Exactly reproduce each entry, leaving out nothing.

Material:
_ _ _

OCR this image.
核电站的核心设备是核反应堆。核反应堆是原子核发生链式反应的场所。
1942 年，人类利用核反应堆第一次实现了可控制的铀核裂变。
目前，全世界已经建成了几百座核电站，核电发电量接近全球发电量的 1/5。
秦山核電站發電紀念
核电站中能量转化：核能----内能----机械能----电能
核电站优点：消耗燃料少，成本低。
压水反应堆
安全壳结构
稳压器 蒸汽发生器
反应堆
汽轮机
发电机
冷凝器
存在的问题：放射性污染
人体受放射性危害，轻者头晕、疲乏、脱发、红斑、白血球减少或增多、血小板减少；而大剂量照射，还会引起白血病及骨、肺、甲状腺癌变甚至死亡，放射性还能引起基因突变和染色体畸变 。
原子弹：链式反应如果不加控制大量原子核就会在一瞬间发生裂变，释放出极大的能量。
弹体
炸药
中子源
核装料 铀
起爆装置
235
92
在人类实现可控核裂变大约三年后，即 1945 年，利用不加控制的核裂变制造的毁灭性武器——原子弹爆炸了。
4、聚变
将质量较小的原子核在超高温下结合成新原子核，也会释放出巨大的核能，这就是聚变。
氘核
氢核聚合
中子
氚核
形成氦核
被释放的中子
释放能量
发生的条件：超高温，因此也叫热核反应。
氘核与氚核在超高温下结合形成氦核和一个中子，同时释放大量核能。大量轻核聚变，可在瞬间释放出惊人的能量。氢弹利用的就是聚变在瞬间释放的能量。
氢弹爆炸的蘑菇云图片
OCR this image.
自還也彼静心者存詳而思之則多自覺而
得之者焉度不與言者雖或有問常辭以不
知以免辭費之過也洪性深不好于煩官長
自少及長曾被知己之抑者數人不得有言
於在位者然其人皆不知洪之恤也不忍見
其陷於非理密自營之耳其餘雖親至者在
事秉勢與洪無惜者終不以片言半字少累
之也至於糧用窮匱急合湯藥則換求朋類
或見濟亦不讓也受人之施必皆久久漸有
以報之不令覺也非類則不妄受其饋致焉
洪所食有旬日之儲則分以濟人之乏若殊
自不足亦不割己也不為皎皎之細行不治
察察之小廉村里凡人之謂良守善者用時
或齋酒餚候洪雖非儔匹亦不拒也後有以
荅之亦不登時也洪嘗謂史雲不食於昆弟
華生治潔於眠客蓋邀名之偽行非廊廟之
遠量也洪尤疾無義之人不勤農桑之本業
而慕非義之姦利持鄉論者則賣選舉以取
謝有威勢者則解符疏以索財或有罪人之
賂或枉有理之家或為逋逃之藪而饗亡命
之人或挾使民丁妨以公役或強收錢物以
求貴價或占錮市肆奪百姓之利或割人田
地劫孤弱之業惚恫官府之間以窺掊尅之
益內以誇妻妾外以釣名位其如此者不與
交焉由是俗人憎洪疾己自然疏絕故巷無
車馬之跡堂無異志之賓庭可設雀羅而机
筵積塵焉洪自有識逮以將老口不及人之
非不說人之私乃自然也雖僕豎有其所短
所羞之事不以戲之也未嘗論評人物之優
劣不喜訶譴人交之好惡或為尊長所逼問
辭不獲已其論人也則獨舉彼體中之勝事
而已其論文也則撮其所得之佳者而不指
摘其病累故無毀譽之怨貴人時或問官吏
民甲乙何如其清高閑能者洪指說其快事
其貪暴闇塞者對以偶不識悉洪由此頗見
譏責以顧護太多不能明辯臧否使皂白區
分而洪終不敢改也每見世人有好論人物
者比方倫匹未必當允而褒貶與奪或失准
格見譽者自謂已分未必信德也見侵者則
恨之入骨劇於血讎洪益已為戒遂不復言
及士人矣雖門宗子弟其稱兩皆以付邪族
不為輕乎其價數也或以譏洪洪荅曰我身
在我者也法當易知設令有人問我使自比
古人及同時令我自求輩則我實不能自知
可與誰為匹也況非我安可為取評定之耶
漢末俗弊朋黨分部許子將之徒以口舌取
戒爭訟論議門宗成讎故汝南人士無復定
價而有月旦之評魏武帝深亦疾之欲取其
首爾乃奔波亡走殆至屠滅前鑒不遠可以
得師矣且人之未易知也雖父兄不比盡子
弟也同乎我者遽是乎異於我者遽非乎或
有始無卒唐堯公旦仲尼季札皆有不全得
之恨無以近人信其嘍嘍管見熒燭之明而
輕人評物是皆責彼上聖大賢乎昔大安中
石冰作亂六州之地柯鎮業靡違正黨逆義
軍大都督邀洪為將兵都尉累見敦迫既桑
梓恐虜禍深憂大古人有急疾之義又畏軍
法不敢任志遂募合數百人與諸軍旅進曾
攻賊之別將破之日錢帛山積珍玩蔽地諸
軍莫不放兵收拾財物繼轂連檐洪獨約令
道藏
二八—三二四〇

_ _ _

Solution to this task:
OCR this image.
核电站的核心设备是核反应堆。核反应堆是原子核发生链式反应的场所。
1942 年，人类利用核反应堆第一次实现了可控制的铀核裂变。
目前，全世界已经建成了几百座核电站，核电发电量接近全球发电量的 1/5。
秦山核電站發電紀念
核电站中能量转化：核能----内能----机械能----电能
核电站优点：消耗燃料少，成本低。
压水反应堆
安全壳结构
稳压器 蒸汽发生器
反应堆
汽轮机
发电机
冷凝器
存在的问题：放射性污染
人体受放射性危害，轻者头晕、疲乏、脱发、红斑、白血球减少或增多、血小板减少；而大剂量照射，还会引起白血病及骨、肺、甲状腺癌变甚至死亡，放射性还能引起基因突变和染色体畸变 。
原子弹：链式反应如果不加控制大量原子核就会在一瞬间发生裂变，释放出极大的能量。
弹体
炸药
中子源
核装料 铀
起爆装置
235
92
在人类实现可控核裂变大约三年后，即 1945 年，利用不加控制的核裂变制造的毁灭性武器——原子弹爆炸了。
4、聚变
将质量较小的原子核在超高温下结合成新原子核，也会释放出巨大的核能，这就是聚变。
氘核
氢核聚合
中子
氚核
形成氦核
被释放的中子
释放能量
发生的条件：超高温，因此也叫热核反应。
氘核与氚核在超高温下结合形成氦核和一个中子，同时释放大量核能。大量轻核聚变，可在瞬间释放出惊人的能量。氢弹利用的就是聚变在瞬间释放的能量。
氢弹爆炸的蘑菇云图片
OCR this image.
自還也彼静心者存詳而思之則多自覺而
得之者焉度不與言者雖或有問常辭以不
知以免辭費之過也洪性深不好于煩官長
自少及長曾被知己之抑者數人不得有言
於在位者然其人皆不知洪之恤也不忍見
其陷於非理密自營之耳其餘雖親至者在
事秉勢與洪無惜者終不以片言半字少累
之也至於糧用窮匱急合湯藥則換求朋類
或見濟亦不讓也受人之施必皆久久漸有
以報之不令覺也非類則不妄受其饋致焉
洪所食有旬日之儲則分以濟人之乏若殊
自不足亦不割己也不為皎皎之細行不治
察察之小廉村里凡人之謂良守善者用時
或齋酒餚候洪雖非儔匹亦不拒也後有以
荅之亦不登時也洪嘗謂史雲不食於昆弟
華生治潔於眠客蓋邀名之偽行非廊廟之
遠量也洪尤疾無義之人不勤農桑之本業
而慕非義之姦利持鄉論者則賣選舉以取
謝有威勢者則解符疏以索財或有罪人之
賂或枉有理之家或為逋逃之藪而饗亡命
之人或挾使民丁妨以公役或強收錢物以
求貴價或占錮市肆奪百姓之利或割人田
地劫孤弱之業惚恫官府之間以窺掊尅之
益內以誇妻妾外以釣名位其如此者不與
交焉由是俗人憎洪疾己自然疏絕故巷無
車馬之跡堂無異志之賓庭可設雀羅而机
筵積塵焉洪自有識逮以將老口不及人之
非不說人之私乃自然也雖僕豎有其所短
所羞之事不以戲之也未嘗論評人物之優
劣不喜訶譴人交之好惡或為尊長所逼問
辭不獲已其論人也則獨舉彼體中之勝事
而已其論文也則撮其所得之佳者而不指
摘其病累故無毀譽之怨貴人時或問官吏
民甲乙何如其清高閑能者洪指說其快事
其貪暴闇塞者對以偶不識悉洪由此頗見
譏責以顧護太多不能明辯臧否使皂白區
分而洪終不敢改也每見世人有好論人物
者比方倫匹未必當允而褒貶與奪或失准
格見譽者自謂已分未必信德也見侵者則
恨之入骨劇於血讎洪益已為戒遂不復言
及士人矣雖門宗子弟其稱兩皆以付邪族
不為輕乎其價數也或以譏洪洪荅曰我身
在我者也法當易知設令有人問我使自比
古人及同時令我自求輩則我實不能自知
可與誰為匹也況非我安可為取評定之耶
漢末俗弊朋黨分部許子將之徒以口舌取
戒爭訟論議門宗成讎故汝南人士無復定
價而有月旦之評魏武帝深亦疾之欲取其
首爾乃奔波亡走殆至屠滅前鑒不遠可以
得師矣且人之未易知也雖父兄不比盡子
弟也同乎我者遽是乎異於我者遽非乎或
有始無卒唐堯公旦仲尼季札皆有不全得
之恨無以近人信其嘍嘍管見熒燭之明而
輕人評物是皆責彼上聖大賢乎昔大安中
石冰作亂六州之地柯鎮業靡違正黨逆義
軍大都督邀洪為將兵都尉累見敦迫既桑
梓恐虜禍深憂大古人有急疾之義又畏軍
法不敢任志遂募合數百人與諸軍旅進曾
攻賊之別將破之日錢帛山積珍玩蔽地諸
軍莫不放兵收拾財物繼轂連檐洪獨約令
道藏
二八—三二四〇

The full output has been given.